GIVEN REQUEST
Leave the pictures out and transcribe every record exactly.
===== ROWS
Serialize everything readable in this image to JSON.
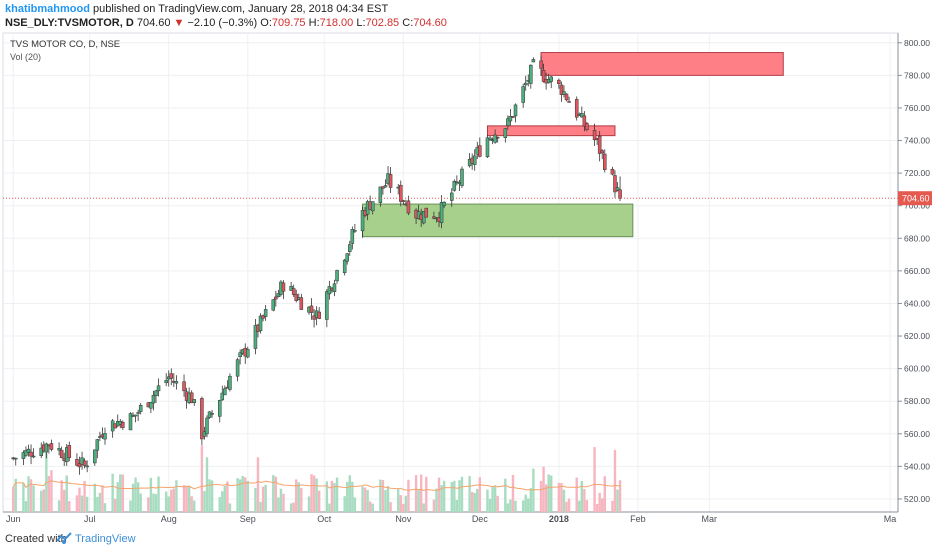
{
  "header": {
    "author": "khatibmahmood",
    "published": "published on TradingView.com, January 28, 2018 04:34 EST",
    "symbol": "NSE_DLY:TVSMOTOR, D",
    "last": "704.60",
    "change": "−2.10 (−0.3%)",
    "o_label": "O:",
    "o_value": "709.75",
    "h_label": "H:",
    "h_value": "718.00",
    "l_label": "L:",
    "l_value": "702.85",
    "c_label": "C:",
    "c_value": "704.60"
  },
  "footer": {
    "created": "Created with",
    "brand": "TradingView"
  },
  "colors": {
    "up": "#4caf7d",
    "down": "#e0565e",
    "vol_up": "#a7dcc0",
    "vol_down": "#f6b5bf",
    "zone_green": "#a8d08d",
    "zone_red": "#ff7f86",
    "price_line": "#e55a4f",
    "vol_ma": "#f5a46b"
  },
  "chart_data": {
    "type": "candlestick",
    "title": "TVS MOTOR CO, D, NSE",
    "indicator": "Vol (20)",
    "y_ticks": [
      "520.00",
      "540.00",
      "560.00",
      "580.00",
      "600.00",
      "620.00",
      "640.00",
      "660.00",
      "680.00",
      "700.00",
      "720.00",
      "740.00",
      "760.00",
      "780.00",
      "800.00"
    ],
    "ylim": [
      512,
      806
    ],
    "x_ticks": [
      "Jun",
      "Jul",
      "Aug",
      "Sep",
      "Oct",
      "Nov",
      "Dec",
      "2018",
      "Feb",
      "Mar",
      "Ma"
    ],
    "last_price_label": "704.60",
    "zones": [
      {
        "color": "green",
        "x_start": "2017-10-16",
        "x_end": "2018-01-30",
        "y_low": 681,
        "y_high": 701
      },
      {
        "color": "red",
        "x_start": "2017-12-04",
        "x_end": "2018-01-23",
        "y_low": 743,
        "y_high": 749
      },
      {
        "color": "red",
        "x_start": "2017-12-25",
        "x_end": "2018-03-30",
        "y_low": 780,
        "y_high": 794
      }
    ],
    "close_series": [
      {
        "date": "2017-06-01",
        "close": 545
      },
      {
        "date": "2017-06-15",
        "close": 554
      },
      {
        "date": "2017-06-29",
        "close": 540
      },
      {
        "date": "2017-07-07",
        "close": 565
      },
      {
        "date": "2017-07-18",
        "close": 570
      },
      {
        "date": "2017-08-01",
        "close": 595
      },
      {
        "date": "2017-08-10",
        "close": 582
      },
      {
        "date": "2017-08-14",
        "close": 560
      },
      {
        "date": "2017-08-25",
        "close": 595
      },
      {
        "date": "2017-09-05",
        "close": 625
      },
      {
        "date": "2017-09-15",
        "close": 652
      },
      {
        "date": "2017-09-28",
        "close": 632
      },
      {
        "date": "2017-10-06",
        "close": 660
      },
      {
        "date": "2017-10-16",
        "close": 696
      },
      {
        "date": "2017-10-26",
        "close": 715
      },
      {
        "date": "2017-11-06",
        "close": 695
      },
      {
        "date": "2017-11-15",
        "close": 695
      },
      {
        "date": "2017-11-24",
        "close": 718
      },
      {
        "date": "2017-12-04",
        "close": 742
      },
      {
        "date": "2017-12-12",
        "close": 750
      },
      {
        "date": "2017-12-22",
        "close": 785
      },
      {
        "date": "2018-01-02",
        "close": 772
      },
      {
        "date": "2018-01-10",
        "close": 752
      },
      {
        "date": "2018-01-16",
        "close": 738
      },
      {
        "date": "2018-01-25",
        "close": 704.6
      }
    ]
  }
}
==========
SOLUTION TO THIS TASK
Serialize everything readable in this image to JSON.
{
  "header": {
    "author": "khatibmahmood",
    "published": "published on TradingView.com, January 28, 2018 04:34 EST",
    "symbol": "NSE_DLY:TVSMOTOR, D",
    "last": "704.60",
    "change": "−2.10 (−0.3%)",
    "o_label": "O:",
    "o_value": "709.75",
    "h_label": "H:",
    "h_value": "718.00",
    "l_label": "L:",
    "l_value": "702.85",
    "c_label": "C:",
    "c_value": "704.60"
  },
  "footer": {
    "created": "Created with",
    "brand": "TradingView"
  },
  "colors": {
    "up": "#4caf7d",
    "down": "#e0565e",
    "vol_up": "#a7dcc0",
    "vol_down": "#f6b5bf",
    "zone_green": "#a8d08d",
    "zone_red": "#ff7f86",
    "price_line": "#e55a4f",
    "vol_ma": "#f5a46b"
  },
  "chart_data": {
    "type": "candlestick",
    "title": "TVS MOTOR CO, D, NSE",
    "indicator": "Vol (20)",
    "y_ticks": [
      "520.00",
      "540.00",
      "560.00",
      "580.00",
      "600.00",
      "620.00",
      "640.00",
      "660.00",
      "680.00",
      "700.00",
      "720.00",
      "740.00",
      "760.00",
      "780.00",
      "800.00"
    ],
    "ylim": [
      512,
      806
    ],
    "x_ticks": [
      "Jun",
      "Jul",
      "Aug",
      "Sep",
      "Oct",
      "Nov",
      "Dec",
      "2018",
      "Feb",
      "Mar",
      "Ma"
    ],
    "last_price_label": "704.60",
    "zones": [
      {
        "color": "green",
        "x_start": "2017-10-16",
        "x_end": "2018-01-30",
        "y_low": 681,
        "y_high": 701
      },
      {
        "color": "red",
        "x_start": "2017-12-04",
        "x_end": "2018-01-23",
        "y_low": 743,
        "y_high": 749
      },
      {
        "color": "red",
        "x_start": "2017-12-25",
        "x_end": "2018-03-30",
        "y_low": 780,
        "y_high": 794
      }
    ],
    "close_series": [
      {
        "date": "2017-06-01",
        "close": 545
      },
      {
        "date": "2017-06-15",
        "close": 554
      },
      {
        "date": "2017-06-29",
        "close": 540
      },
      {
        "date": "2017-07-07",
        "close": 565
      },
      {
        "date": "2017-07-18",
        "close": 570
      },
      {
        "date": "2017-08-01",
        "close": 595
      },
      {
        "date": "2017-08-10",
        "close": 582
      },
      {
        "date": "2017-08-14",
        "close": 560
      },
      {
        "date": "2017-08-25",
        "close": 595
      },
      {
        "date": "2017-09-05",
        "close": 625
      },
      {
        "date": "2017-09-15",
        "close": 652
      },
      {
        "date": "2017-09-28",
        "close": 632
      },
      {
        "date": "2017-10-06",
        "close": 660
      },
      {
        "date": "2017-10-16",
        "close": 696
      },
      {
        "date": "2017-10-26",
        "close": 715
      },
      {
        "date": "2017-11-06",
        "close": 695
      },
      {
        "date": "2017-11-15",
        "close": 695
      },
      {
        "date": "2017-11-24",
        "close": 718
      },
      {
        "date": "2017-12-04",
        "close": 742
      },
      {
        "date": "2017-12-12",
        "close": 750
      },
      {
        "date": "2017-12-22",
        "close": 785
      },
      {
        "date": "2018-01-02",
        "close": 772
      },
      {
        "date": "2018-01-10",
        "close": 752
      },
      {
        "date": "2018-01-16",
        "close": 738
      },
      {
        "date": "2018-01-25",
        "close": 704.6
      }
    ]
  }
}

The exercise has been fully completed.